Exercise aim> Set the listing down again in full, word for word, with the pictures left out.

Provided data>
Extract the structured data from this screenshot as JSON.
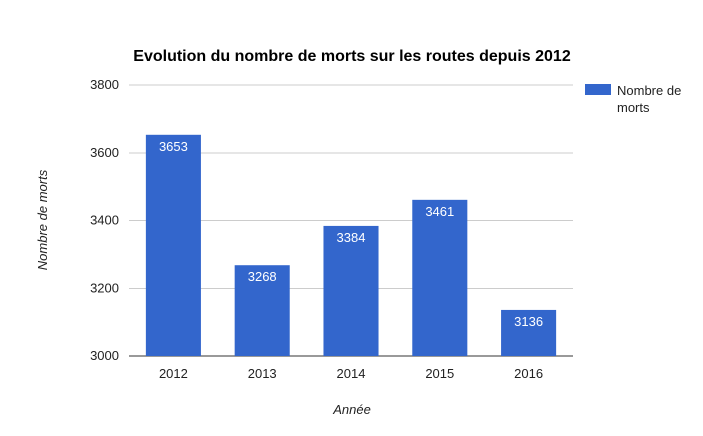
{
  "chart_data": {
    "type": "bar",
    "title": "Evolution du nombre de morts sur les routes depuis 2012",
    "xlabel": "Année",
    "ylabel": "Nombre de morts",
    "categories": [
      "2012",
      "2013",
      "2014",
      "2015",
      "2016"
    ],
    "series": [
      {
        "name": "Nombre de morts",
        "legend_lines": [
          "Nombre de",
          "morts"
        ],
        "values": [
          3653,
          3268,
          3384,
          3461,
          3136
        ],
        "color": "#3366cc"
      }
    ],
    "ylim": [
      3000,
      3800
    ],
    "yticks": [
      3000,
      3200,
      3400,
      3600,
      3800
    ],
    "grid": true,
    "legend_position": "right"
  }
}
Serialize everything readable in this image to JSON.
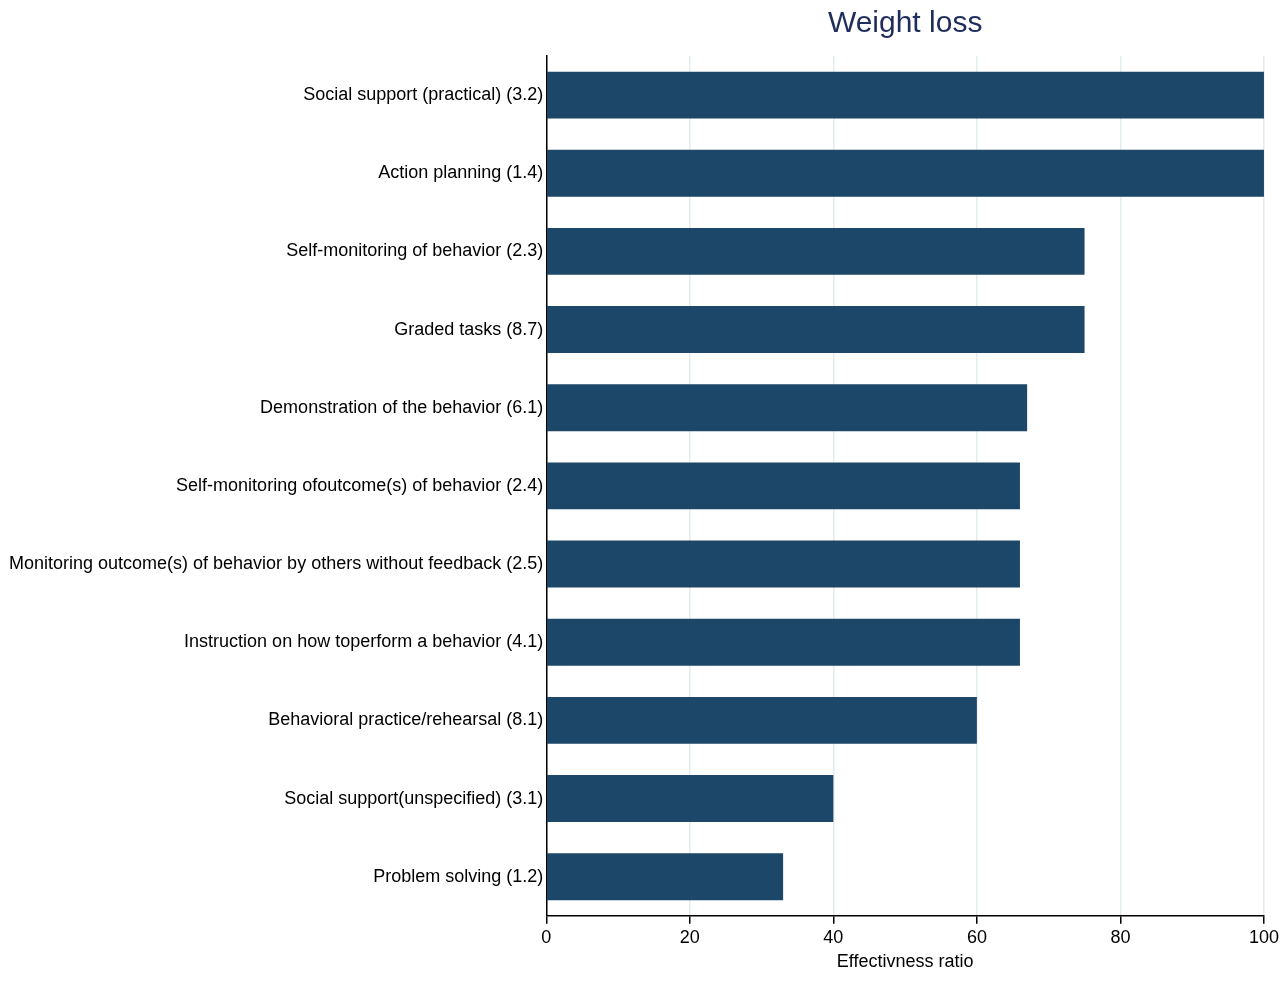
{
  "chart_data": {
    "type": "bar",
    "orientation": "horizontal",
    "title": "Weight loss",
    "xlabel": "Effectivness ratio",
    "categories": [
      "Social support (practical) (3.2)",
      "Action planning (1.4)",
      "Self-monitoring of behavior (2.3)",
      "Graded tasks (8.7)",
      "Demonstration of the behavior (6.1)",
      "Self-monitoring ofoutcome(s) of behavior (2.4)",
      "Monitoring outcome(s) of behavior by others without feedback (2.5)",
      "Instruction on how toperform a behavior (4.1)",
      "Behavioral practice/rehearsal (8.1)",
      "Social support(unspecified) (3.1)",
      "Problem solving (1.2)"
    ],
    "values": [
      100,
      100,
      75,
      75,
      67,
      66,
      66,
      66,
      60,
      40,
      33
    ],
    "color": "#1c4769",
    "xlim": [
      0,
      100
    ],
    "xticks": [
      0,
      20,
      40,
      60,
      80,
      100
    ],
    "grid": "x",
    "legend": false
  }
}
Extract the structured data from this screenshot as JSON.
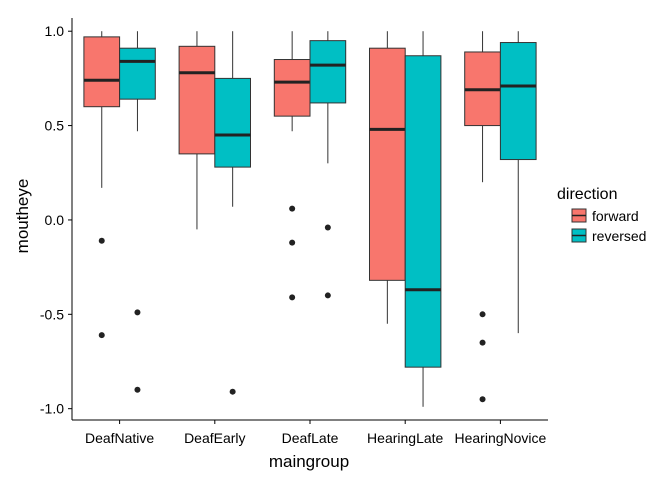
{
  "chart_data": {
    "type": "boxplot",
    "xlabel": "maingroup",
    "ylabel": "moutheye",
    "categories": [
      "DeafNative",
      "DeafEarly",
      "DeafLate",
      "HearingLate",
      "HearingNovice"
    ],
    "ylim": [
      -1.06,
      1.07
    ],
    "yticks": [
      -1.0,
      -0.5,
      0.0,
      0.5,
      1.0
    ],
    "ytick_labels": [
      "-1.0",
      "-0.5",
      "0.0",
      "0.5",
      "1.0"
    ],
    "grid": false,
    "legend": {
      "title": "direction",
      "position": "right",
      "entries": [
        "forward",
        "reversed"
      ]
    },
    "series": [
      {
        "name": "forward",
        "color": "#F8766D",
        "boxes": [
          {
            "whisker_low": 0.17,
            "q1": 0.6,
            "median": 0.74,
            "q3": 0.97,
            "whisker_high": 1.0,
            "outliers": [
              -0.11,
              -0.61
            ]
          },
          {
            "whisker_low": -0.05,
            "q1": 0.35,
            "median": 0.78,
            "q3": 0.92,
            "whisker_high": 1.0,
            "outliers": []
          },
          {
            "whisker_low": 0.47,
            "q1": 0.55,
            "median": 0.73,
            "q3": 0.85,
            "whisker_high": 1.0,
            "outliers": [
              0.06,
              -0.12,
              -0.41
            ]
          },
          {
            "whisker_low": -0.55,
            "q1": -0.32,
            "median": 0.48,
            "q3": 0.91,
            "whisker_high": 1.0,
            "outliers": []
          },
          {
            "whisker_low": 0.2,
            "q1": 0.5,
            "median": 0.69,
            "q3": 0.89,
            "whisker_high": 1.0,
            "outliers": [
              -0.5,
              -0.65,
              -0.95
            ]
          }
        ]
      },
      {
        "name": "reversed",
        "color": "#00BFC4",
        "boxes": [
          {
            "whisker_low": 0.47,
            "q1": 0.64,
            "median": 0.84,
            "q3": 0.91,
            "whisker_high": 1.0,
            "outliers": [
              -0.49,
              -0.9
            ]
          },
          {
            "whisker_low": 0.07,
            "q1": 0.28,
            "median": 0.45,
            "q3": 0.75,
            "whisker_high": 1.0,
            "outliers": [
              -0.91
            ]
          },
          {
            "whisker_low": 0.3,
            "q1": 0.62,
            "median": 0.82,
            "q3": 0.95,
            "whisker_high": 1.0,
            "outliers": [
              -0.04,
              -0.4
            ]
          },
          {
            "whisker_low": -0.99,
            "q1": -0.78,
            "median": -0.37,
            "q3": 0.87,
            "whisker_high": 1.0,
            "outliers": []
          },
          {
            "whisker_low": -0.6,
            "q1": 0.32,
            "median": 0.71,
            "q3": 0.94,
            "whisker_high": 1.0,
            "outliers": []
          }
        ]
      }
    ]
  }
}
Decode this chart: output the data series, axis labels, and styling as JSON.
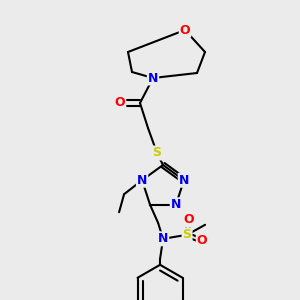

Finished task>
Extract the structured data from this screenshot as JSON.
{
  "chart_data": {
    "type": "bar",
    "title": "Evolution du nombre de morts sur les routes depuis 2012",
    "xlabel": "Année",
    "ylabel": "Nombre de morts",
    "categories": [
      "2012",
      "2013",
      "2014",
      "2015",
      "2016"
    ],
    "series": [
      {
        "name": "Nombre de morts",
        "legend_lines": [
          "Nombre de",
          "morts"
        ],
        "values": [
          3653,
          3268,
          3384,
          3461,
          3136
        ],
        "color": "#3366cc"
      }
    ],
    "ylim": [
      3000,
      3800
    ],
    "yticks": [
      3000,
      3200,
      3400,
      3600,
      3800
    ],
    "grid": true,
    "legend_position": "right"
  }
}
Serialize everything readable in this image to JSON.
{
  "chart_data": {
    "type": "bar",
    "orientation": "horizontal",
    "title": "Weight loss",
    "xlabel": "Effectivness ratio",
    "categories": [
      "Social support (practical) (3.2)",
      "Action planning (1.4)",
      "Self-monitoring of behavior (2.3)",
      "Graded tasks (8.7)",
      "Demonstration of the behavior (6.1)",
      "Self-monitoring ofoutcome(s) of behavior (2.4)",
      "Monitoring outcome(s) of behavior by others without feedback (2.5)",
      "Instruction on how toperform a behavior (4.1)",
      "Behavioral practice/rehearsal (8.1)",
      "Social support(unspecified) (3.1)",
      "Problem solving (1.2)"
    ],
    "values": [
      100,
      100,
      75,
      75,
      67,
      66,
      66,
      66,
      60,
      40,
      33
    ],
    "color": "#1c4769",
    "xlim": [
      0,
      100
    ],
    "xticks": [
      0,
      20,
      40,
      60,
      80,
      100
    ],
    "grid": "x",
    "legend": false
  }
}
Extract the structured data from this screenshot as JSON.
{
  "chart_data": {
    "type": "boxplot",
    "xlabel": "maingroup",
    "ylabel": "moutheye",
    "categories": [
      "DeafNative",
      "DeafEarly",
      "DeafLate",
      "HearingLate",
      "HearingNovice"
    ],
    "ylim": [
      -1.06,
      1.07
    ],
    "yticks": [
      -1.0,
      -0.5,
      0.0,
      0.5,
      1.0
    ],
    "ytick_labels": [
      "-1.0",
      "-0.5",
      "0.0",
      "0.5",
      "1.0"
    ],
    "grid": false,
    "legend": {
      "title": "direction",
      "position": "right",
      "entries": [
        "forward",
        "reversed"
      ]
    },
    "series": [
      {
        "name": "forward",
        "color": "#F8766D",
        "boxes": [
          {
            "whisker_low": 0.17,
            "q1": 0.6,
            "median": 0.74,
            "q3": 0.97,
            "whisker_high": 1.0,
            "outliers": [
              -0.11,
              -0.61
            ]
          },
          {
            "whisker_low": -0.05,
            "q1": 0.35,
            "median": 0.78,
            "q3": 0.92,
            "whisker_high": 1.0,
            "outliers": []
          },
          {
            "whisker_low": 0.47,
            "q1": 0.55,
            "median": 0.73,
            "q3": 0.85,
            "whisker_high": 1.0,
            "outliers": [
              0.06,
              -0.12,
              -0.41
            ]
          },
          {
            "whisker_low": -0.55,
            "q1": -0.32,
            "median": 0.48,
            "q3": 0.91,
            "whisker_high": 1.0,
            "outliers": []
          },
          {
            "whisker_low": 0.2,
            "q1": 0.5,
            "median": 0.69,
            "q3": 0.89,
            "whisker_high": 1.0,
            "outliers": [
              -0.5,
              -0.65,
              -0.95
            ]
          }
        ]
      },
      {
        "name": "reversed",
        "color": "#00BFC4",
        "boxes": [
          {
            "whisker_low": 0.47,
            "q1": 0.64,
            "median": 0.84,
            "q3": 0.91,
            "whisker_high": 1.0,
            "outliers": [
              -0.49,
              -0.9
            ]
          },
          {
            "whisker_low": 0.07,
            "q1": 0.28,
            "median": 0.45,
            "q3": 0.75,
            "whisker_high": 1.0,
            "outliers": [
              -0.91
            ]
          },
          {
            "whisker_low": 0.3,
            "q1": 0.62,
            "median": 0.82,
            "q3": 0.95,
            "whisker_high": 1.0,
            "outliers": [
              -0.04,
              -0.4
            ]
          },
          {
            "whisker_low": -0.99,
            "q1": -0.78,
            "median": -0.37,
            "q3": 0.87,
            "whisker_high": 1.0,
            "outliers": []
          },
          {
            "whisker_low": -0.6,
            "q1": 0.32,
            "median": 0.71,
            "q3": 0.94,
            "whisker_high": 1.0,
            "outliers": []
          }
        ]
      }
    ]
  }
}
Decode this chart: output the data series, axis labels, and styling as JSON.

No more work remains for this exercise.